Figure contents as structured data
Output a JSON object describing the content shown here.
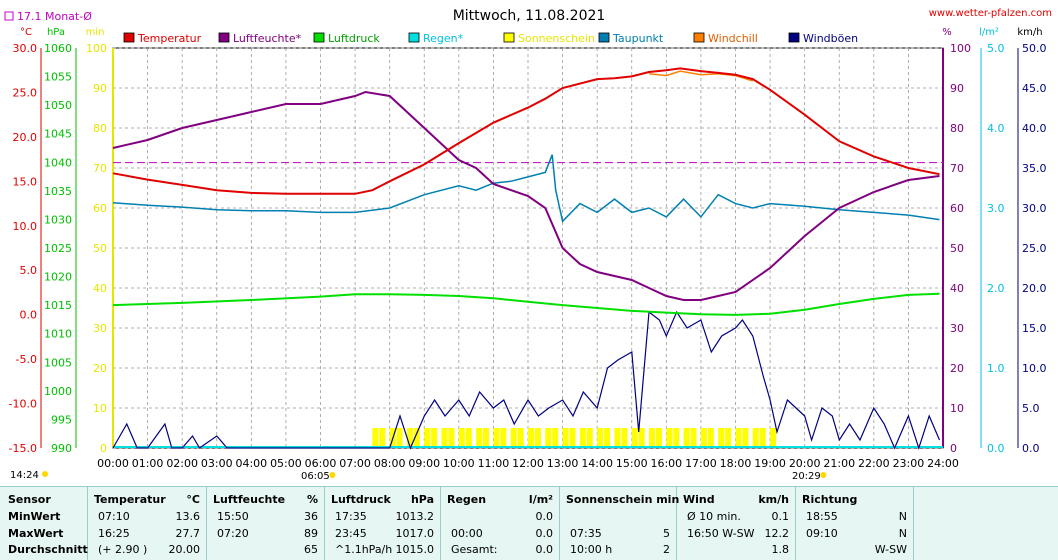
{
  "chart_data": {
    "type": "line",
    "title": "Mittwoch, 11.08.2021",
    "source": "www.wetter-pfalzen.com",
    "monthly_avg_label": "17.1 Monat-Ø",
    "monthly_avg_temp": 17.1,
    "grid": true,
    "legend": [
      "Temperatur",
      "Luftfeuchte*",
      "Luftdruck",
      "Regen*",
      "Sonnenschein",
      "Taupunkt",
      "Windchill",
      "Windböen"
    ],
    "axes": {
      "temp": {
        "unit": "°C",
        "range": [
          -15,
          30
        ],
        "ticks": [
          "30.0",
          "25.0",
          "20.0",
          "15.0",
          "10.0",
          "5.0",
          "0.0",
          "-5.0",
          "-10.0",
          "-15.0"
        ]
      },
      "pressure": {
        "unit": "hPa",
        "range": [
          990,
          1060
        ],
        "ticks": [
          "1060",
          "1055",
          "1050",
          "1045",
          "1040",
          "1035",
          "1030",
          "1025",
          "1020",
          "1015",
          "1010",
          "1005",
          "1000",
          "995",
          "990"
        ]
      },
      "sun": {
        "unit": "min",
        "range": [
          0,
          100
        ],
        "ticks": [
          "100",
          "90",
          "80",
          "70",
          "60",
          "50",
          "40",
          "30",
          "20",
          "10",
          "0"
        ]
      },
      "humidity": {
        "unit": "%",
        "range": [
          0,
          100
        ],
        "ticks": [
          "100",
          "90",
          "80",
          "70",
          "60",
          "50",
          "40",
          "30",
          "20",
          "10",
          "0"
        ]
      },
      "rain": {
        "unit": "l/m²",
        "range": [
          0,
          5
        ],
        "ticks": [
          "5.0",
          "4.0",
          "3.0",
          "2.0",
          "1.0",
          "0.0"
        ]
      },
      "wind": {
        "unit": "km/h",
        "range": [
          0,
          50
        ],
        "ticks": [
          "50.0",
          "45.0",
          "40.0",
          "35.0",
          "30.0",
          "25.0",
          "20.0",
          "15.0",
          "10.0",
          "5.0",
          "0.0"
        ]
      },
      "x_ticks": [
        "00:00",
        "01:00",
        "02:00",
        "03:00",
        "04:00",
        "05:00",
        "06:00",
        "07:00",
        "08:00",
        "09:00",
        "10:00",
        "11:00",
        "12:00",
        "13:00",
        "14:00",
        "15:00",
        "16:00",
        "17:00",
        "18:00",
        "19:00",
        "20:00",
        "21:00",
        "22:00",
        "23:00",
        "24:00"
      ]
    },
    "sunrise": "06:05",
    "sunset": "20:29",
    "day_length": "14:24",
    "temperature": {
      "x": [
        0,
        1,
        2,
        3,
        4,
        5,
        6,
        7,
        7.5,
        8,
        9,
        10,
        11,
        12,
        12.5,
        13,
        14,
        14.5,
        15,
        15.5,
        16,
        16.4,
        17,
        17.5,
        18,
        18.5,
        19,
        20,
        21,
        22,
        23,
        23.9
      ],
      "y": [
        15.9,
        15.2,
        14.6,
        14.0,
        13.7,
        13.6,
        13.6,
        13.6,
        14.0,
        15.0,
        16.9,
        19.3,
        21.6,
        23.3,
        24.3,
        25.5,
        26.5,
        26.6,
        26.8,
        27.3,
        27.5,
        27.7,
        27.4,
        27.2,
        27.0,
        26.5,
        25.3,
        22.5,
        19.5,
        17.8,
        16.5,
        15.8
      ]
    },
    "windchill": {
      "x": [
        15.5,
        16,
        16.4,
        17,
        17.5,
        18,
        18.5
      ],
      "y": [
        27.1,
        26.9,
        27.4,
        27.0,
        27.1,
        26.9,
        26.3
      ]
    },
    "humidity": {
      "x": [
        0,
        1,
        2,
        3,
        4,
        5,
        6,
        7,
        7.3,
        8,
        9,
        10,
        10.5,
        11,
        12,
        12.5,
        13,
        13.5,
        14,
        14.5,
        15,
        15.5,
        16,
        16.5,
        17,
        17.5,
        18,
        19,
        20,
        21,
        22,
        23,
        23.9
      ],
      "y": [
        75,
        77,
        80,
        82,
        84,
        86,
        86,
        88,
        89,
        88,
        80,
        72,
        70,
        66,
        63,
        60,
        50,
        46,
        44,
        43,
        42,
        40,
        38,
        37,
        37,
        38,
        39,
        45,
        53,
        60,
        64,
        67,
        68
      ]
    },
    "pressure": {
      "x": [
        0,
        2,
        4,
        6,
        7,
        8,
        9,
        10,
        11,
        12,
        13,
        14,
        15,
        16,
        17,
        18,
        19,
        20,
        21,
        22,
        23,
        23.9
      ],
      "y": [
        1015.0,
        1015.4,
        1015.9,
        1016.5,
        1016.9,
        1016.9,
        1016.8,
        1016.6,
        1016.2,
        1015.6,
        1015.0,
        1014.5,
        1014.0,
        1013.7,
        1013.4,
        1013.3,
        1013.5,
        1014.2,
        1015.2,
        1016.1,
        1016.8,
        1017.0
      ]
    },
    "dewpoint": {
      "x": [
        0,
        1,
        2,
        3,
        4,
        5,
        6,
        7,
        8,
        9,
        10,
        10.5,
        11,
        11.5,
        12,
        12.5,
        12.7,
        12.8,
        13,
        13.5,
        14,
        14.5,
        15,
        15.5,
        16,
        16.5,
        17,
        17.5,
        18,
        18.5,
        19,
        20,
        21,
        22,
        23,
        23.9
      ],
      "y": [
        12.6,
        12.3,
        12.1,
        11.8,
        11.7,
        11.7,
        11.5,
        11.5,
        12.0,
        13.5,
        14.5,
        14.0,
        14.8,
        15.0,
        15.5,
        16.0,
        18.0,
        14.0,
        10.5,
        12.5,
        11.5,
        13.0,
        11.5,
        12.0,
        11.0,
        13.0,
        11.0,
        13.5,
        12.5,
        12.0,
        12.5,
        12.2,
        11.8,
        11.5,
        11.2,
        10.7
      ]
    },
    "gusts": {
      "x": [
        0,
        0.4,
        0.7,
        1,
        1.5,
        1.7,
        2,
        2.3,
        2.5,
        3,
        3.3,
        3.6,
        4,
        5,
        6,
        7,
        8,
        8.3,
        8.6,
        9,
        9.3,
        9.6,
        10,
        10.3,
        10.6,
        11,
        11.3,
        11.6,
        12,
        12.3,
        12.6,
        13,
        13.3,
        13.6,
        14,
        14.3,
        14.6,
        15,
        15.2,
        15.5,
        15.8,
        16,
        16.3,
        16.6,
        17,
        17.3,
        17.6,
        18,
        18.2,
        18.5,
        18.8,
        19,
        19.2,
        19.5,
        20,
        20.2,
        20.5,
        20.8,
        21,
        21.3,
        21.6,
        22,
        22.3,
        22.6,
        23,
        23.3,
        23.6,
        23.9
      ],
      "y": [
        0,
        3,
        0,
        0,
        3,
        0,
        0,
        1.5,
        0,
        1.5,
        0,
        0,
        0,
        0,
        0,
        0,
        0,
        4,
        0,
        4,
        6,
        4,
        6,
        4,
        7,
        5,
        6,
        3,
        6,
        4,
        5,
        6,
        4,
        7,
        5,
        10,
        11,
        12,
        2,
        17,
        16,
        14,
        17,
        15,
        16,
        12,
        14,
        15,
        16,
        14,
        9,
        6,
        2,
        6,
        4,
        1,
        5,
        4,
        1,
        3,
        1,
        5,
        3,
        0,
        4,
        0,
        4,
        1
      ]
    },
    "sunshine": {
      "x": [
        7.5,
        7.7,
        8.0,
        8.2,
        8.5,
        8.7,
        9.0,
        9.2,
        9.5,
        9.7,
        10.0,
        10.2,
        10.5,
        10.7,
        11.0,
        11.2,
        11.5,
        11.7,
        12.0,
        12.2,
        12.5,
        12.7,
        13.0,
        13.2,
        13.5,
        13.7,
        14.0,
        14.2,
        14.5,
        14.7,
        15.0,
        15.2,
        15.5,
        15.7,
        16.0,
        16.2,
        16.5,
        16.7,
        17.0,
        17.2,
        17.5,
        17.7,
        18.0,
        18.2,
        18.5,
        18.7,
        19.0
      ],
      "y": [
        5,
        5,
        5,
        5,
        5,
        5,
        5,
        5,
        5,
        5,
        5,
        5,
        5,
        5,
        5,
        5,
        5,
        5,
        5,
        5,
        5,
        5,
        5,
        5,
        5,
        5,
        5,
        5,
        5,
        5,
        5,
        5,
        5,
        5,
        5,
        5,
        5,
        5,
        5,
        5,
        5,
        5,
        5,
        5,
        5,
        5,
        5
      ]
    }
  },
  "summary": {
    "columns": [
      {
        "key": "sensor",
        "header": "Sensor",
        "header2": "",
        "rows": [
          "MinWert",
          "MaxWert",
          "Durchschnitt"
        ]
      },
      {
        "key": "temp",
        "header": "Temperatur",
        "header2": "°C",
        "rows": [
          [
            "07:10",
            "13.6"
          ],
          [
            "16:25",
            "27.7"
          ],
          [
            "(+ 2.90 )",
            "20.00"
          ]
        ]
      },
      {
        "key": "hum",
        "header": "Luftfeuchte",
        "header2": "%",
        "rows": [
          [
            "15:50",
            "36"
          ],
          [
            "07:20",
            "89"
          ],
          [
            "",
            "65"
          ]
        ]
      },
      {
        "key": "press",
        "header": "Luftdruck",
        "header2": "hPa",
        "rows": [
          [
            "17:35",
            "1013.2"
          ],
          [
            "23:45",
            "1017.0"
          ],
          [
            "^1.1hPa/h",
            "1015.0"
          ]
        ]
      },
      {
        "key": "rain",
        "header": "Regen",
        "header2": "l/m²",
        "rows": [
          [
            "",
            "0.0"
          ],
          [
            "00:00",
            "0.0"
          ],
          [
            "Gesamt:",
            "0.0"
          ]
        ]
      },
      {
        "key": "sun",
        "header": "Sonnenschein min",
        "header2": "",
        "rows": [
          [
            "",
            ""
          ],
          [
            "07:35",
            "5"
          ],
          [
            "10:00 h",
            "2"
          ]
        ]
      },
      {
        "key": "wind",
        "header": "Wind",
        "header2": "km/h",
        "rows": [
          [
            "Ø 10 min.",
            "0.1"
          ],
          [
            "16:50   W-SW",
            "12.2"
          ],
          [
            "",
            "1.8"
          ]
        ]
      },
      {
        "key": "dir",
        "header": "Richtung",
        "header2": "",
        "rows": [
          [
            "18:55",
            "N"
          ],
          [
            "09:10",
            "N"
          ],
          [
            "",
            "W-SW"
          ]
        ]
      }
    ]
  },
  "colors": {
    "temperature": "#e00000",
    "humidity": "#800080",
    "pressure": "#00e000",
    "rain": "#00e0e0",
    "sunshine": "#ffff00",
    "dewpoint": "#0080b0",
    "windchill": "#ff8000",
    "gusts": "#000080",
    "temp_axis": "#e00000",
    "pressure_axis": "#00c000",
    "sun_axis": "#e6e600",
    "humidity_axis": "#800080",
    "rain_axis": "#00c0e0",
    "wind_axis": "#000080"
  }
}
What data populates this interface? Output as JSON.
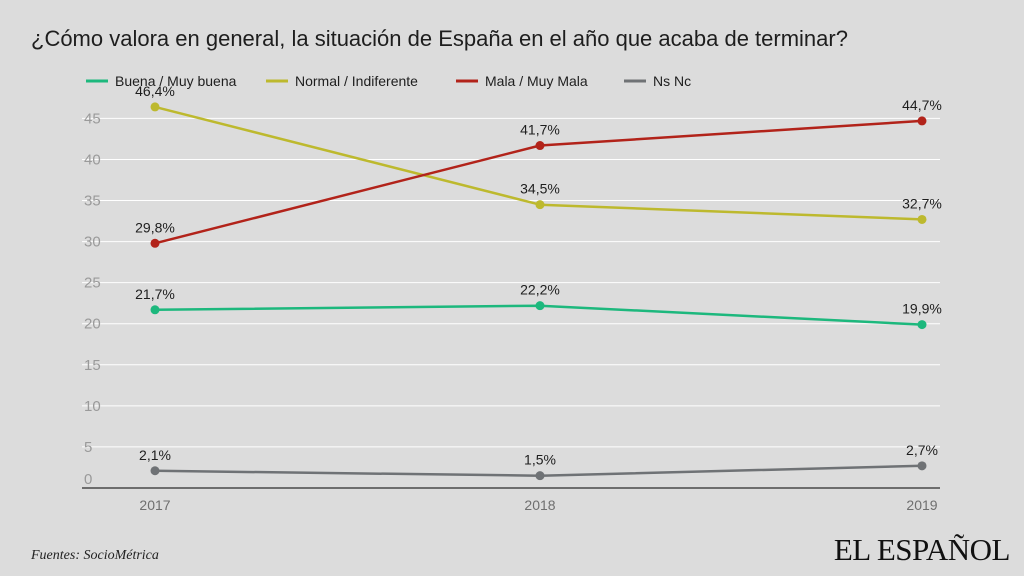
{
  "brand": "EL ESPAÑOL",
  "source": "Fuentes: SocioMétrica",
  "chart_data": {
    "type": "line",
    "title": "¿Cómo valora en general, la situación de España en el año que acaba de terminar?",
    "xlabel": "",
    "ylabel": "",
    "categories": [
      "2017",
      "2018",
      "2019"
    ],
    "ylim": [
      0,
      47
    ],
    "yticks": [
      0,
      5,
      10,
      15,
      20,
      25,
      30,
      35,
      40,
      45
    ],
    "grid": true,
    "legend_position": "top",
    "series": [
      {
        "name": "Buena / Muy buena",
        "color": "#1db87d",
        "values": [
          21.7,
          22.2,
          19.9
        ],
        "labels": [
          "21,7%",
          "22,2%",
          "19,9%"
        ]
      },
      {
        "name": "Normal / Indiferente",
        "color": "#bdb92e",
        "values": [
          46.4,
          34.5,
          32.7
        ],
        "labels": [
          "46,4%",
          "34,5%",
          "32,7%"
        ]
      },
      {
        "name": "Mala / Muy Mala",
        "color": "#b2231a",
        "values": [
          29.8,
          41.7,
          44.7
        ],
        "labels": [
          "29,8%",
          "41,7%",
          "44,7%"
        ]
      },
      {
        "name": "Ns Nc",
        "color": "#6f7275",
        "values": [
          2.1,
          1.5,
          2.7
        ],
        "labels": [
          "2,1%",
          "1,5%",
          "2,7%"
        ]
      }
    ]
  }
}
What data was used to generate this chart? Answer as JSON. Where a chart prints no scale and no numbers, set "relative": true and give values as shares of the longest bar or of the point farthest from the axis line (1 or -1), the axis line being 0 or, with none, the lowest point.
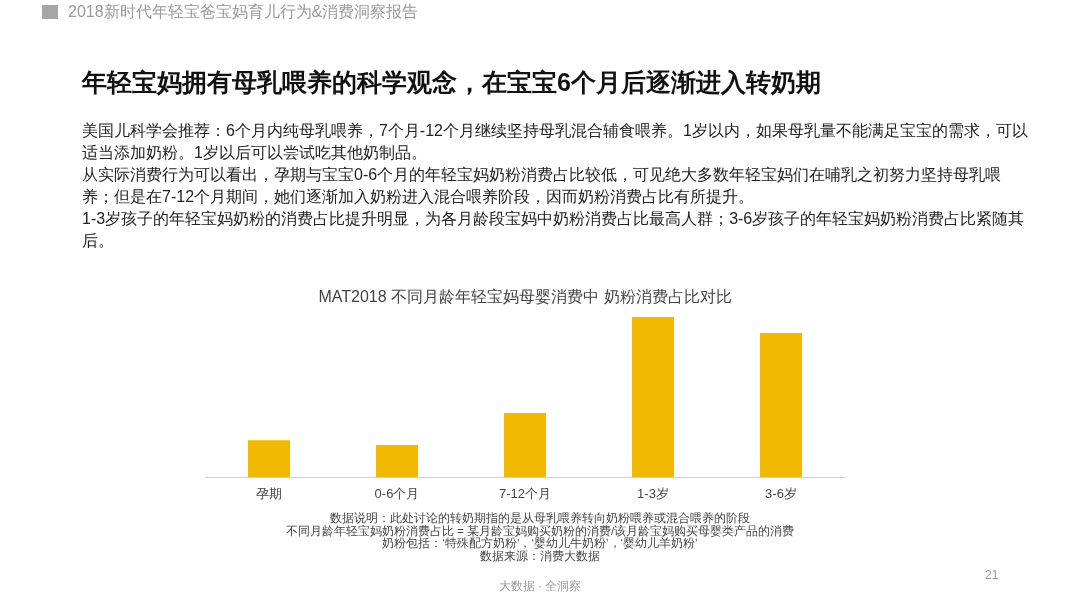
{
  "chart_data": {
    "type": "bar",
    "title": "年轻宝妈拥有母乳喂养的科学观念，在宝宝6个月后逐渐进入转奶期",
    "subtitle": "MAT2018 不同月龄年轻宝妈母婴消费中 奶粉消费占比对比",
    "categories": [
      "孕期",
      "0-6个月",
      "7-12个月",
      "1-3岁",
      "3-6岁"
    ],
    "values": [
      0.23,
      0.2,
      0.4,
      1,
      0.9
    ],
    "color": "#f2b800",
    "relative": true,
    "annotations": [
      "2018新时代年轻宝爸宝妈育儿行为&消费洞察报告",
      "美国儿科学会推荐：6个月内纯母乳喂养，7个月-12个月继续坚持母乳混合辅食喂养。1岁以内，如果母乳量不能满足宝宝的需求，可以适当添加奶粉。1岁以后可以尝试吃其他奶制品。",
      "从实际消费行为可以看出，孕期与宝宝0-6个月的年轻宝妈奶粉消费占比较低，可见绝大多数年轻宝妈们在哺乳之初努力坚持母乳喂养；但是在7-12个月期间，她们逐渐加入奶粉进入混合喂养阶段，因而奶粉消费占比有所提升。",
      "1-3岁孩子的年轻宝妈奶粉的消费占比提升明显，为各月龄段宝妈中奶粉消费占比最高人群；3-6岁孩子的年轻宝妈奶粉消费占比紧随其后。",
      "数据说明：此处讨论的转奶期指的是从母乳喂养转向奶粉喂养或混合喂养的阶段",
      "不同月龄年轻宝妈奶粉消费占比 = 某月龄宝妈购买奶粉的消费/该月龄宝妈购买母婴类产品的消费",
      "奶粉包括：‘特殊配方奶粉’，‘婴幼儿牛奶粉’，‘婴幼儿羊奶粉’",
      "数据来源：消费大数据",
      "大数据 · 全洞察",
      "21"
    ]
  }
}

▸ **WHAT IS BEING ASKED**: Identify and list each line with the word "Output".

▸ **COMPLETE RESPONSE**:
Output a JSON object describing the content shown here.
What data populates this interface? Output as JSON.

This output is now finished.